Task instructions: Restate every line of the material below word for word, skipping the images.

*** Available records Section Begins ***

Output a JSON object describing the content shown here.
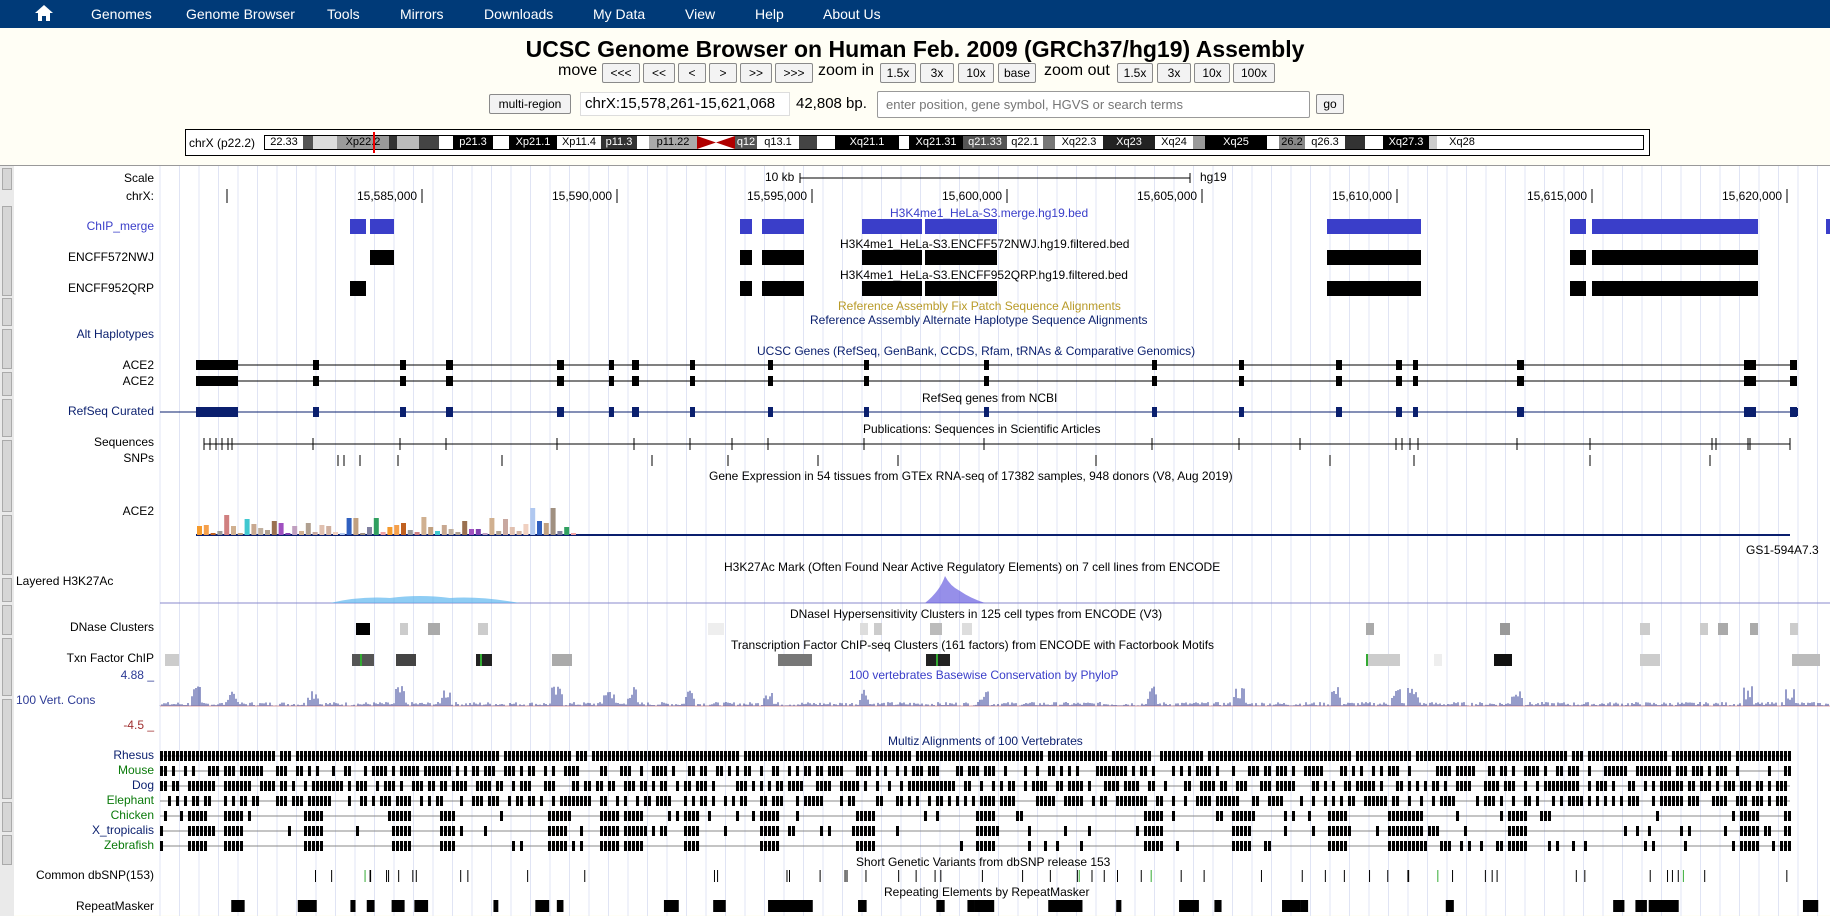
{
  "nav": {
    "items": [
      "Genomes",
      "Genome Browser",
      "Tools",
      "Mirrors",
      "Downloads",
      "My Data",
      "View",
      "Help",
      "About Us"
    ]
  },
  "title": "UCSC Genome Browser on Human Feb. 2009 (GRCh37/hg19) Assembly",
  "controls": {
    "move_label": "move",
    "move_buttons": [
      "<<<",
      "<<",
      "<",
      ">",
      ">>",
      ">>>"
    ],
    "zoom_in_label": "zoom in",
    "zoom_in_buttons": [
      "1.5x",
      "3x",
      "10x",
      "base"
    ],
    "zoom_out_label": "zoom out",
    "zoom_out_buttons": [
      "1.5x",
      "3x",
      "10x",
      "100x"
    ],
    "multi_region": "multi-region",
    "position": "chrX:15,578,261-15,621,068",
    "size": "42,808 bp.",
    "search_placeholder": "enter position, gene symbol, HGVS or search terms",
    "go": "go"
  },
  "ideogram": {
    "chrom_label": "chrX (p22.2)",
    "bands": [
      "22.33",
      "Xp22.2",
      "p21.3",
      "Xp21.1",
      "Xp11.4",
      "p11.3",
      "p11.22",
      "q12",
      "q13.1",
      "Xq21.1",
      "Xq21.31",
      "q21.33",
      "q22.1",
      "Xq22.3",
      "Xq23",
      "Xq24",
      "Xq25",
      "26.2",
      "q26.3",
      "Xq27.3",
      "Xq28"
    ]
  },
  "ruler": {
    "scale_label": "Scale",
    "chr_label": "chrX:",
    "scale_text": "10 kb",
    "assembly": "hg19",
    "ticks": [
      "15,585,000",
      "15,590,000",
      "15,595,000",
      "15,600,000",
      "15,605,000",
      "15,610,000",
      "15,615,000",
      "15,620,000"
    ]
  },
  "track_labels": {
    "chip_merge": "ChIP_merge",
    "encff572": "ENCFF572NWJ",
    "encff952": "ENCFF952QRP",
    "alt_hap": "Alt Haplotypes",
    "ace2_a": "ACE2",
    "ace2_b": "ACE2",
    "refseq": "RefSeq Curated",
    "sequences": "Sequences",
    "snps": "SNPs",
    "gtex": "ACE2",
    "h3k27ac": "Layered H3K27Ac",
    "dnase": "DNase Clusters",
    "txn": "Txn Factor ChIP",
    "cons": "100 Vert. Cons",
    "cons_max": "4.88 _",
    "cons_min": "-4.5 _",
    "rhesus": "Rhesus",
    "mouse": "Mouse",
    "dog": "Dog",
    "elephant": "Elephant",
    "chicken": "Chicken",
    "xtrop": "X_tropicalis",
    "zebrafish": "Zebrafish",
    "dbsnp": "Common dbSNP(153)",
    "repeat": "RepeatMasker"
  },
  "track_titles": {
    "chip_merge": "H3K4me1_HeLa-S3.merge.hg19.bed",
    "encff572": "H3K4me1_HeLa-S3.ENCFF572NWJ.hg19.filtered.bed",
    "encff952": "H3K4me1_HeLa-S3.ENCFF952QRP.hg19.filtered.bed",
    "fix_patch": "Reference Assembly Fix Patch Sequence Alignments",
    "alt_hap": "Reference Assembly Alternate Haplotype Sequence Alignments",
    "ucsc_genes": "UCSC Genes (RefSeq, GenBank, CCDS, Rfam, tRNAs & Comparative Genomics)",
    "refseq": "RefSeq genes from NCBI",
    "publications": "Publications: Sequences in Scientific Articles",
    "gtex": "Gene Expression in 54 tissues from GTEx RNA-seq of 17382 samples, 948 donors (V8, Aug 2019)",
    "gs1": "GS1-594A7.3",
    "h3k27ac": "H3K27Ac Mark (Often Found Near Active Regulatory Elements) on 7 cell lines from ENCODE",
    "dnase": "DNaseI Hypersensitivity Clusters in 125 cell types from ENCODE (V3)",
    "txn": "Transcription Factor ChIP-seq Clusters (161 factors) from ENCODE with Factorbook Motifs",
    "cons": "100 vertebrates Basewise Conservation by PhyloP",
    "multiz": "Multiz Alignments of 100 Vertebrates",
    "dbsnp": "Short Genetic Variants from dbSNP release 153",
    "repeat": "Repeating Elements by RepeatMasker"
  },
  "colors": {
    "navbar": "#003a78",
    "chip_blue": "#3a3ec9",
    "gene_navy": "#0a1f6e",
    "title_blue": "#3a3ec9",
    "fix_patch_gold": "#b89a28",
    "species_green": "#0a7a0a",
    "species_navy": "#0a1f6e",
    "cons_blue": "#2c3a95"
  }
}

*** Available records Section Ends ***

Task answer:
Output a JSON object describing the content shown here.
{
  "nav": {
    "items": [
      "Genomes",
      "Genome Browser",
      "Tools",
      "Mirrors",
      "Downloads",
      "My Data",
      "View",
      "Help",
      "About Us"
    ]
  },
  "title": "UCSC Genome Browser on Human Feb. 2009 (GRCh37/hg19) Assembly",
  "controls": {
    "move_label": "move",
    "move_buttons": [
      "<<<",
      "<<",
      "<",
      ">",
      ">>",
      ">>>"
    ],
    "zoom_in_label": "zoom in",
    "zoom_in_buttons": [
      "1.5x",
      "3x",
      "10x",
      "base"
    ],
    "zoom_out_label": "zoom out",
    "zoom_out_buttons": [
      "1.5x",
      "3x",
      "10x",
      "100x"
    ],
    "multi_region": "multi-region",
    "position": "chrX:15,578,261-15,621,068",
    "size": "42,808 bp.",
    "search_placeholder": "enter position, gene symbol, HGVS or search terms",
    "go": "go"
  },
  "ideogram": {
    "chrom_label": "chrX (p22.2)",
    "bands": [
      "22.33",
      "Xp22.2",
      "p21.3",
      "Xp21.1",
      "Xp11.4",
      "p11.3",
      "p11.22",
      "q12",
      "q13.1",
      "Xq21.1",
      "Xq21.31",
      "q21.33",
      "q22.1",
      "Xq22.3",
      "Xq23",
      "Xq24",
      "Xq25",
      "26.2",
      "q26.3",
      "Xq27.3",
      "Xq28"
    ]
  },
  "ruler": {
    "scale_label": "Scale",
    "chr_label": "chrX:",
    "scale_text": "10 kb",
    "assembly": "hg19",
    "ticks": [
      "15,585,000",
      "15,590,000",
      "15,595,000",
      "15,600,000",
      "15,605,000",
      "15,610,000",
      "15,615,000",
      "15,620,000"
    ]
  },
  "track_labels": {
    "chip_merge": "ChIP_merge",
    "encff572": "ENCFF572NWJ",
    "encff952": "ENCFF952QRP",
    "alt_hap": "Alt Haplotypes",
    "ace2_a": "ACE2",
    "ace2_b": "ACE2",
    "refseq": "RefSeq Curated",
    "sequences": "Sequences",
    "snps": "SNPs",
    "gtex": "ACE2",
    "h3k27ac": "Layered H3K27Ac",
    "dnase": "DNase Clusters",
    "txn": "Txn Factor ChIP",
    "cons": "100 Vert. Cons",
    "cons_max": "4.88 _",
    "cons_min": "-4.5 _",
    "rhesus": "Rhesus",
    "mouse": "Mouse",
    "dog": "Dog",
    "elephant": "Elephant",
    "chicken": "Chicken",
    "xtrop": "X_tropicalis",
    "zebrafish": "Zebrafish",
    "dbsnp": "Common dbSNP(153)",
    "repeat": "RepeatMasker"
  },
  "track_titles": {
    "chip_merge": "H3K4me1_HeLa-S3.merge.hg19.bed",
    "encff572": "H3K4me1_HeLa-S3.ENCFF572NWJ.hg19.filtered.bed",
    "encff952": "H3K4me1_HeLa-S3.ENCFF952QRP.hg19.filtered.bed",
    "fix_patch": "Reference Assembly Fix Patch Sequence Alignments",
    "alt_hap": "Reference Assembly Alternate Haplotype Sequence Alignments",
    "ucsc_genes": "UCSC Genes (RefSeq, GenBank, CCDS, Rfam, tRNAs & Comparative Genomics)",
    "refseq": "RefSeq genes from NCBI",
    "publications": "Publications: Sequences in Scientific Articles",
    "gtex": "Gene Expression in 54 tissues from GTEx RNA-seq of 17382 samples, 948 donors (V8, Aug 2019)",
    "gs1": "GS1-594A7.3",
    "h3k27ac": "H3K27Ac Mark (Often Found Near Active Regulatory Elements) on 7 cell lines from ENCODE",
    "dnase": "DNaseI Hypersensitivity Clusters in 125 cell types from ENCODE (V3)",
    "txn": "Transcription Factor ChIP-seq Clusters (161 factors) from ENCODE with Factorbook Motifs",
    "cons": "100 vertebrates Basewise Conservation by PhyloP",
    "multiz": "Multiz Alignments of 100 Vertebrates",
    "dbsnp": "Short Genetic Variants from dbSNP release 153",
    "repeat": "Repeating Elements by RepeatMasker"
  },
  "colors": {
    "navbar": "#003a78",
    "chip_blue": "#3a3ec9",
    "gene_navy": "#0a1f6e",
    "title_blue": "#3a3ec9",
    "fix_patch_gold": "#b89a28",
    "species_green": "#0a7a0a",
    "species_navy": "#0a1f6e",
    "cons_blue": "#2c3a95"
  }
}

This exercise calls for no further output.